* [Exercise details] In the entries below, count every line with the word "merge". Return only the count.
►
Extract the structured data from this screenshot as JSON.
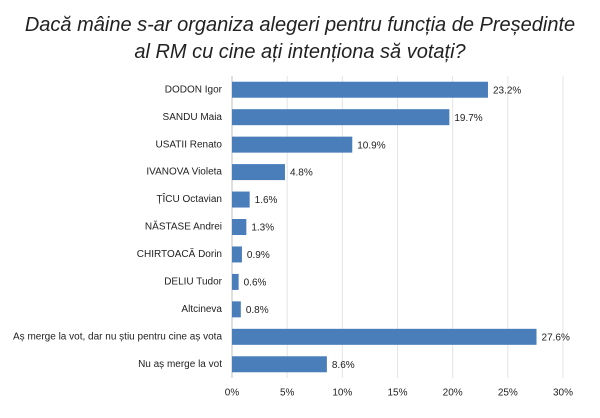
{
  "chart_data": {
    "type": "barh",
    "title": "Dacă mâine s-ar organiza alegeri pentru funcția de Președinte al RM cu cine ați intenționa să votați?",
    "categories": [
      "DODON Igor",
      "SANDU Maia",
      "USATII Renato",
      "IVANOVA Violeta",
      "ȚÎCU Octavian",
      "NĂSTASE Andrei",
      "CHIRTOACĂ Dorin",
      "DELIU Tudor",
      "Altcineva",
      "Aș merge la vot, dar nu știu pentru cine aș vota",
      "Nu aș merge la vot"
    ],
    "values": [
      23.2,
      19.7,
      10.9,
      4.8,
      1.6,
      1.3,
      0.9,
      0.6,
      0.8,
      27.6,
      8.6
    ],
    "value_labels": [
      "23.2%",
      "19.7%",
      "10.9%",
      "4.8%",
      "1.6%",
      "1.3%",
      "0.9%",
      "0.6%",
      "0.8%",
      "27.6%",
      "8.6%"
    ],
    "color": "#4a7ebb",
    "xlim": [
      0,
      30
    ],
    "xticks": [
      {
        "value": 0,
        "label": "0%"
      },
      {
        "value": 5,
        "label": "5%"
      },
      {
        "value": 10,
        "label": "10%"
      },
      {
        "value": 15,
        "label": "15%"
      },
      {
        "value": 20,
        "label": "20%"
      },
      {
        "value": 25,
        "label": "25%"
      },
      {
        "value": 30,
        "label": "30%"
      }
    ],
    "grid": true
  }
}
◄
* [Exercise result] 2